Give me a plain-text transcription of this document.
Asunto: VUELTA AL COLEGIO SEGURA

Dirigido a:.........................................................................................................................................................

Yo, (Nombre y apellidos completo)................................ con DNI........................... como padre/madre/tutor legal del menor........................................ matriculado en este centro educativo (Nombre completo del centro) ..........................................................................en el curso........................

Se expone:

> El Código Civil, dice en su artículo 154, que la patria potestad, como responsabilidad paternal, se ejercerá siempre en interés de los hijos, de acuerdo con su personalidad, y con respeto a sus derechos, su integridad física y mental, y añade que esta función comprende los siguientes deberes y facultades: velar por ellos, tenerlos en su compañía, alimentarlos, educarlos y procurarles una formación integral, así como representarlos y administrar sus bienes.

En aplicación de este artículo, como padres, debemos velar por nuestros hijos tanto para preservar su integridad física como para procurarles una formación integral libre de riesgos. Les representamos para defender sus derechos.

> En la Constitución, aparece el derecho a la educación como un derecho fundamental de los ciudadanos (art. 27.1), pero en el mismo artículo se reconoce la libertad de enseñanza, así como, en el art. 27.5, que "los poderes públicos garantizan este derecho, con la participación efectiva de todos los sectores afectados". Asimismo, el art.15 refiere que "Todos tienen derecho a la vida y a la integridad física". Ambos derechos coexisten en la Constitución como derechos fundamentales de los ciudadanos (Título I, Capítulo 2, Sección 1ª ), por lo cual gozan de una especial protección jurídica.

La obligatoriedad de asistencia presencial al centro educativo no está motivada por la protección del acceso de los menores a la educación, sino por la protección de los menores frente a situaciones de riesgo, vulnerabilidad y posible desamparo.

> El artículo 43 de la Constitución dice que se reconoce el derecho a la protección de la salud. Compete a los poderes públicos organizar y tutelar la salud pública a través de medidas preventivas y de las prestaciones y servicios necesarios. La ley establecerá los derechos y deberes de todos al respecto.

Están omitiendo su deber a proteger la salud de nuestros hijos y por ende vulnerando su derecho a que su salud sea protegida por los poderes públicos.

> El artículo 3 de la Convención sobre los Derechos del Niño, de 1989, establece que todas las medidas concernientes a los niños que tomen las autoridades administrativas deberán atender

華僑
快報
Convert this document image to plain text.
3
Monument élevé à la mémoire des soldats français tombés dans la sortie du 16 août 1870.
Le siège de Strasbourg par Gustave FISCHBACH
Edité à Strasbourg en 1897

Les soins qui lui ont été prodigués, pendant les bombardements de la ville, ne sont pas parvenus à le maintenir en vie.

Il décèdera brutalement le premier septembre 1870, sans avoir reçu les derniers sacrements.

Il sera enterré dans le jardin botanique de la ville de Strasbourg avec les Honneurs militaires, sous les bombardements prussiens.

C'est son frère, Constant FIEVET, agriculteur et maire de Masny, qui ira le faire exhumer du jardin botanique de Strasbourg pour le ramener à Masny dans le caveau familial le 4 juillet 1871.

▶ **STATED EXERCISE**:
Exactly repeat the lines from the line that contains "Convert this document image to plain text." to the end of the entries, both included, and leave out all other lines.

▶ **ANSWER TO THIS TASK**:
Convert this document image to plain text.
3
Monument élevé à la mémoire des soldats français tombés dans la sortie du 16 août 1870.
Le siège de Strasbourg par Gustave FISCHBACH
Edité à Strasbourg en 1897

Les soins qui lui ont été prodigués, pendant les bombardements de la ville, ne sont pas parvenus à le maintenir en vie.

Il décèdera brutalement le premier septembre 1870, sans avoir reçu les derniers sacrements.

Il sera enterré dans le jardin botanique de la ville de Strasbourg avec les Honneurs militaires, sous les bombardements prussiens.

C'est son frère, Constant FIEVET, agriculteur et maire de Masny, qui ira le faire exhumer du jardin botanique de Strasbourg pour le ramener à Masny dans le caveau familial le 4 juillet 1871.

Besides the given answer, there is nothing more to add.